INFORMATION SUPPLIED
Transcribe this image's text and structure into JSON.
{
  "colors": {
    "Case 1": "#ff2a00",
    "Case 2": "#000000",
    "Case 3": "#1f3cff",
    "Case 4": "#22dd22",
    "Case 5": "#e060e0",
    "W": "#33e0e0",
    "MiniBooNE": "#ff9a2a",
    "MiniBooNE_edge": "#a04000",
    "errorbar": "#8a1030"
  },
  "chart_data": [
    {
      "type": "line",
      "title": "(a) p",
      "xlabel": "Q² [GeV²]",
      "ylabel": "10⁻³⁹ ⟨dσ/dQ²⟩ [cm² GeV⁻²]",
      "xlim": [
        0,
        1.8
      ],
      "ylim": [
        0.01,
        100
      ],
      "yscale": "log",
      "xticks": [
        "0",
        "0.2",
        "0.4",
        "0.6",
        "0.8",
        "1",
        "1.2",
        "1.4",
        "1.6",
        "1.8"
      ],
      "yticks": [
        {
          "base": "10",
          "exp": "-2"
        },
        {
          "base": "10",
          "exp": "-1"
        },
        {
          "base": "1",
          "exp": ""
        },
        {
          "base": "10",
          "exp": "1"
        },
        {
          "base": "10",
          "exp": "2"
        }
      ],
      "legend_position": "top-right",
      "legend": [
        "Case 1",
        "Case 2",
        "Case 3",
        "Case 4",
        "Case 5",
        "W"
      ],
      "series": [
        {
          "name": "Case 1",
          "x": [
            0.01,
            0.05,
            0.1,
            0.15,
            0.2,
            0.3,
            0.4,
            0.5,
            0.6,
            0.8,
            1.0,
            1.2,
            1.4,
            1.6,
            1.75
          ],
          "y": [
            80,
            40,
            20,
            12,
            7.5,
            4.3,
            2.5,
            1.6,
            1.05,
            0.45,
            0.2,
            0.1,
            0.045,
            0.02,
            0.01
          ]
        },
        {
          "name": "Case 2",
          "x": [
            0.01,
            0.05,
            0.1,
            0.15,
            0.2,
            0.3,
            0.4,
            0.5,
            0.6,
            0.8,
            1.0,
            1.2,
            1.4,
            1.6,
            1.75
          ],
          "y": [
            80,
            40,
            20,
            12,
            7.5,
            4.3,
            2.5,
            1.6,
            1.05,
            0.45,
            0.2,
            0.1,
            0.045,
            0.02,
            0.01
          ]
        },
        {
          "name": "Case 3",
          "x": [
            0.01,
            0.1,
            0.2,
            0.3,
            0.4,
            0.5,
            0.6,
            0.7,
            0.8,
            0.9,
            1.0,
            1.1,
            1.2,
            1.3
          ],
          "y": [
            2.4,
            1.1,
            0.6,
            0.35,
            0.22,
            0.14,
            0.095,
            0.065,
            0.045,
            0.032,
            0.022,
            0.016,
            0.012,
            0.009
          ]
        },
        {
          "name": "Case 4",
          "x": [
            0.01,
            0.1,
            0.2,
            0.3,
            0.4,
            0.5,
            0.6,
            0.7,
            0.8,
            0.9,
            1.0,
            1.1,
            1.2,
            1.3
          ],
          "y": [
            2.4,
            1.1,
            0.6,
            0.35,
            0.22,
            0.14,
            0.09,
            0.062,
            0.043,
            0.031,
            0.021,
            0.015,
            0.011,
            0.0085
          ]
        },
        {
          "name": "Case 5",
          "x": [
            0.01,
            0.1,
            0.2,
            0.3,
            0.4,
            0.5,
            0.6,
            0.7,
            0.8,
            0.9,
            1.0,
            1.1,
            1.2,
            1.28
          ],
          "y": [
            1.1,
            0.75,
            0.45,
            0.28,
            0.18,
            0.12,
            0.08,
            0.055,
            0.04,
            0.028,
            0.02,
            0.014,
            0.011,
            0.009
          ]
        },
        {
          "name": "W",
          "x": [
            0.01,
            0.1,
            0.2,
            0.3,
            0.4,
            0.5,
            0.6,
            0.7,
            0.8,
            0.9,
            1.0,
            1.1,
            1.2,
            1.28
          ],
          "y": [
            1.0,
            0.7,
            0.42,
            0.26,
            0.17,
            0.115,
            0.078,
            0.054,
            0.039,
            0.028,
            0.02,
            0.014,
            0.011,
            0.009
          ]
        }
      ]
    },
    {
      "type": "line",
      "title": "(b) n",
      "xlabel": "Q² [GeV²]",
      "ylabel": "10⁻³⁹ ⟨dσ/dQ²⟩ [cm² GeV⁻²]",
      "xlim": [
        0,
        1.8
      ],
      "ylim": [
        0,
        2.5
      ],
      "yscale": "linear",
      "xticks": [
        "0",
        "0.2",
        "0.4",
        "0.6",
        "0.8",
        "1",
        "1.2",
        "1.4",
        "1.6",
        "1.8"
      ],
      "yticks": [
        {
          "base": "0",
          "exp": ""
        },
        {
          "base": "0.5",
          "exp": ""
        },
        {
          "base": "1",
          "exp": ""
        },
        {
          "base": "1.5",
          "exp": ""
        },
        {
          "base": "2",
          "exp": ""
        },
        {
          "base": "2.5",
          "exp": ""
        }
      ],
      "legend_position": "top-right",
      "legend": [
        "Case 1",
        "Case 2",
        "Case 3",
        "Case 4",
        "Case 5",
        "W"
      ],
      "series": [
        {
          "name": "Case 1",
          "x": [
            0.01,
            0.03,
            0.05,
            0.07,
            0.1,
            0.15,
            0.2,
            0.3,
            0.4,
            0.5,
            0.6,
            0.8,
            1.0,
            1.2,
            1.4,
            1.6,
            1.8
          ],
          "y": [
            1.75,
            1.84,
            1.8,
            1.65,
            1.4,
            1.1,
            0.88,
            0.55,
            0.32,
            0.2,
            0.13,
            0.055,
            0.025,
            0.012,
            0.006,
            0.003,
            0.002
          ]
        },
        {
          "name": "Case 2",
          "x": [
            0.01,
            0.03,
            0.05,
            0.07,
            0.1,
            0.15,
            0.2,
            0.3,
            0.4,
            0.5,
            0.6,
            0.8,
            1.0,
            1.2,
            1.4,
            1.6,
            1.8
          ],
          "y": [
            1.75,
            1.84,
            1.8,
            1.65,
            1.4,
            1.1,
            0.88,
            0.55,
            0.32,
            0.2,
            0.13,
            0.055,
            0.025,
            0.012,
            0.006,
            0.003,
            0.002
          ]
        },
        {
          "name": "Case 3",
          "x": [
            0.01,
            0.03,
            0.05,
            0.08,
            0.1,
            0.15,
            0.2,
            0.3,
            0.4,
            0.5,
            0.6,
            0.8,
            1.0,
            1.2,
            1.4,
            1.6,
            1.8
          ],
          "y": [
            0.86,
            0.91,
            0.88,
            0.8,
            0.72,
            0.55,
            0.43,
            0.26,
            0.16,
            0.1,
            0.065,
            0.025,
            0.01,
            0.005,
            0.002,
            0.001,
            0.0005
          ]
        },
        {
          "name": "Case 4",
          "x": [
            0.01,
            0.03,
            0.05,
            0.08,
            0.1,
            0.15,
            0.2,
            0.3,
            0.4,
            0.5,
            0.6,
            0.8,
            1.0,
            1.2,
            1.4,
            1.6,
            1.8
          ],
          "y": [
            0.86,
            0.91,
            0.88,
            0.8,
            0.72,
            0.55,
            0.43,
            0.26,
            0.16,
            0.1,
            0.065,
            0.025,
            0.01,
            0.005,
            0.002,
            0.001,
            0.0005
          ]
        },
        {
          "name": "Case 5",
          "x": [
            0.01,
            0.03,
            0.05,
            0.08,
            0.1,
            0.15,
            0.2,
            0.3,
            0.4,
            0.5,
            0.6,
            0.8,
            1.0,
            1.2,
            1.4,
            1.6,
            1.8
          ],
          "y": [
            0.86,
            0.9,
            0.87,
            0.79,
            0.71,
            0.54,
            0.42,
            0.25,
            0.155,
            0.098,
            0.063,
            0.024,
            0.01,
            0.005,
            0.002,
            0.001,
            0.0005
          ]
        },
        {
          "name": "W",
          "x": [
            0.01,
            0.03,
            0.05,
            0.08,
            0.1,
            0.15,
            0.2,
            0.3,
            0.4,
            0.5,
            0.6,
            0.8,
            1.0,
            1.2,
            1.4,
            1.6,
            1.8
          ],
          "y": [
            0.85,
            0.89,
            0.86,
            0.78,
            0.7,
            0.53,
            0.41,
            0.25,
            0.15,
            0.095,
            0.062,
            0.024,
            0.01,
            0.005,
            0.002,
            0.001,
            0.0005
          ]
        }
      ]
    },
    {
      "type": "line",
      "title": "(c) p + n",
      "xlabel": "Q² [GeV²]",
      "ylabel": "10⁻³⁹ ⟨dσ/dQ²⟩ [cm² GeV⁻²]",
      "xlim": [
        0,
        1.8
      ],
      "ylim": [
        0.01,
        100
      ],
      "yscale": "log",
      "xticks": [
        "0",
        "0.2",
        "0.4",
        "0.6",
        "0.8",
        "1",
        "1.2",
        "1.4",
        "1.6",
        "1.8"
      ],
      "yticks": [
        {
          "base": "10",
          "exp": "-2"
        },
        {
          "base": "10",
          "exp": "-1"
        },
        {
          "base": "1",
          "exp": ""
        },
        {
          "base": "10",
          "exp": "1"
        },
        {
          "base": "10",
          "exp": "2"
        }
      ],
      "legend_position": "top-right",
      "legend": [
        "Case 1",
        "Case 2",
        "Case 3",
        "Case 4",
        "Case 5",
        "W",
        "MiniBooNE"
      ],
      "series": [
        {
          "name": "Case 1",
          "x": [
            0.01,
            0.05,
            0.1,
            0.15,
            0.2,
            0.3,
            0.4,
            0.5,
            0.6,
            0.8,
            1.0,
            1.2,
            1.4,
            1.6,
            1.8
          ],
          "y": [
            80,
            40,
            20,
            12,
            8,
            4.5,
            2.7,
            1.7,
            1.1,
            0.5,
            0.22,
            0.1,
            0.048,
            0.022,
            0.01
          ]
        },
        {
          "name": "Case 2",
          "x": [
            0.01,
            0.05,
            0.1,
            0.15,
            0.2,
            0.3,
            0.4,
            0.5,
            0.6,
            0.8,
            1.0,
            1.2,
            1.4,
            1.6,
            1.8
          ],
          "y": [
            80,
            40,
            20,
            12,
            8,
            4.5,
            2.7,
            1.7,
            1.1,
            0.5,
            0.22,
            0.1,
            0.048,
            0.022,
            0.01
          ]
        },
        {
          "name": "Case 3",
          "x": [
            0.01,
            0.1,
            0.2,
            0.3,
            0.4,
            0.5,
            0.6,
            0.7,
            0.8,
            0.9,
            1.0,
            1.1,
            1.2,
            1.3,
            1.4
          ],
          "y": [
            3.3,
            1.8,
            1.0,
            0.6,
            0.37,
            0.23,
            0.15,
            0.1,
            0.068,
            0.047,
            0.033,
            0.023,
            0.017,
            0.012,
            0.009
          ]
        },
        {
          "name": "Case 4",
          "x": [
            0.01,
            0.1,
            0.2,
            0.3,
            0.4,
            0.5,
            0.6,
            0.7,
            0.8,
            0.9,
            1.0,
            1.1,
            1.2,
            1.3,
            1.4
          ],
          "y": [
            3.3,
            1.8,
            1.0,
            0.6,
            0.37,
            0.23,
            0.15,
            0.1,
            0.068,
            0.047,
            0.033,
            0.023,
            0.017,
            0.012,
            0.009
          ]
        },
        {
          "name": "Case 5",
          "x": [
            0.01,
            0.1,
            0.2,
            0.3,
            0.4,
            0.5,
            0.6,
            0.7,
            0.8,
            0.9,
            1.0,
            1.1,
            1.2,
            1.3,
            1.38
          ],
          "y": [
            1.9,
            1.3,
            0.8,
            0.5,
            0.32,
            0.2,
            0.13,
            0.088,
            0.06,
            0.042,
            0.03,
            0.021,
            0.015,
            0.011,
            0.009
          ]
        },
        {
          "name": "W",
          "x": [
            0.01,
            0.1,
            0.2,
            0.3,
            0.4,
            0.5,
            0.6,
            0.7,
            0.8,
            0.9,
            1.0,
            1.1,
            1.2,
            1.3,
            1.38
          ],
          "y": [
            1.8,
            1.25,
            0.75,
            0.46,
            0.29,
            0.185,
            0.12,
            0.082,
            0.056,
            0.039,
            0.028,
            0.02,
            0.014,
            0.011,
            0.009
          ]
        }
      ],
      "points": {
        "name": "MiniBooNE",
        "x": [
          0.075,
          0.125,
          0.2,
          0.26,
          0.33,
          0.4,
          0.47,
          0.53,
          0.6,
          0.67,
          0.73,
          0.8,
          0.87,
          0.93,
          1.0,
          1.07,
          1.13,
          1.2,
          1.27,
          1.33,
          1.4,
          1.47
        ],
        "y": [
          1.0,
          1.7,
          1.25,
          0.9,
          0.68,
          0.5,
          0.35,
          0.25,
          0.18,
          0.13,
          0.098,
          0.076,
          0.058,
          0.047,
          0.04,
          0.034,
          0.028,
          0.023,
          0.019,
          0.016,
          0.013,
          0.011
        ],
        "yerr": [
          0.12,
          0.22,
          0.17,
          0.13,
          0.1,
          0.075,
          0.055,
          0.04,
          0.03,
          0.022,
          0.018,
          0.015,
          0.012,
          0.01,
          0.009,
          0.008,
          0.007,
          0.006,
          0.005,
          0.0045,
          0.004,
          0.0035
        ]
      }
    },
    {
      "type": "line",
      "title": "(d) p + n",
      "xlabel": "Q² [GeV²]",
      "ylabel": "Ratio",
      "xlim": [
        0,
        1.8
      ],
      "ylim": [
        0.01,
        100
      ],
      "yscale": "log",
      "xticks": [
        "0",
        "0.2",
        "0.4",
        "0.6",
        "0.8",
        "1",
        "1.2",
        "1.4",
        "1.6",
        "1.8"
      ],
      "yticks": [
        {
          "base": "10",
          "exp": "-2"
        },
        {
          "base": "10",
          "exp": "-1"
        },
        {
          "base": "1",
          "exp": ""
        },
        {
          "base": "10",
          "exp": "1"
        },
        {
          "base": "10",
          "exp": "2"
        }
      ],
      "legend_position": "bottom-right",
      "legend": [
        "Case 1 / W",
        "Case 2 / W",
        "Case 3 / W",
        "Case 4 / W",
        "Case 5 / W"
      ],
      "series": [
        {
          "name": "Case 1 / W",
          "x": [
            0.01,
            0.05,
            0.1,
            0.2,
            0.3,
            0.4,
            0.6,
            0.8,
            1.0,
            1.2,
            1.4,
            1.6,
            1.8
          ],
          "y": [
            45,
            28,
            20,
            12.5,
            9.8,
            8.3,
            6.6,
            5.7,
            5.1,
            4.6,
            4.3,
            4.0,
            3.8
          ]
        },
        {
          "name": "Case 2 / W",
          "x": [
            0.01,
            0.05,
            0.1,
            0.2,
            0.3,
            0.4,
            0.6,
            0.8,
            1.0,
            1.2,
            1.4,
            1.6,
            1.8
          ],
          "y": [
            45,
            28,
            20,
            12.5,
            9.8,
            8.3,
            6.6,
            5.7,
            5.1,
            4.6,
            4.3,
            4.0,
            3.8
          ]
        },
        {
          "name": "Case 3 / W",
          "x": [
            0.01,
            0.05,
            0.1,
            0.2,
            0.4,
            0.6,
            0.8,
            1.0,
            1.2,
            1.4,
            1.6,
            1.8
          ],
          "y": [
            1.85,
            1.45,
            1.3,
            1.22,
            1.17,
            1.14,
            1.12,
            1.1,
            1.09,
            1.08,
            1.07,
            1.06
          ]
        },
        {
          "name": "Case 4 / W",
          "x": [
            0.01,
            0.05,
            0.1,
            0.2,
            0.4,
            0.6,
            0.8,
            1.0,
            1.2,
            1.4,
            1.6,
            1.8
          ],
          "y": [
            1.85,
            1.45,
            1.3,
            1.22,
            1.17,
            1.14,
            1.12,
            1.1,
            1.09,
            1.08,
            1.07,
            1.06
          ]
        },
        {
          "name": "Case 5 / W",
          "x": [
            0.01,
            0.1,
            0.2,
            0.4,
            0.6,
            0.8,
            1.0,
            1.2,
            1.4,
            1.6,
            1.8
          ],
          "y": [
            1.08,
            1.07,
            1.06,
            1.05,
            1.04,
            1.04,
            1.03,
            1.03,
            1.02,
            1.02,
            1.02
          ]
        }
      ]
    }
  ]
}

STATED PROBLEM
Find every line in the entries that includes the word "title", then state how many there are and nothing else.

ANSWER IN FULL
4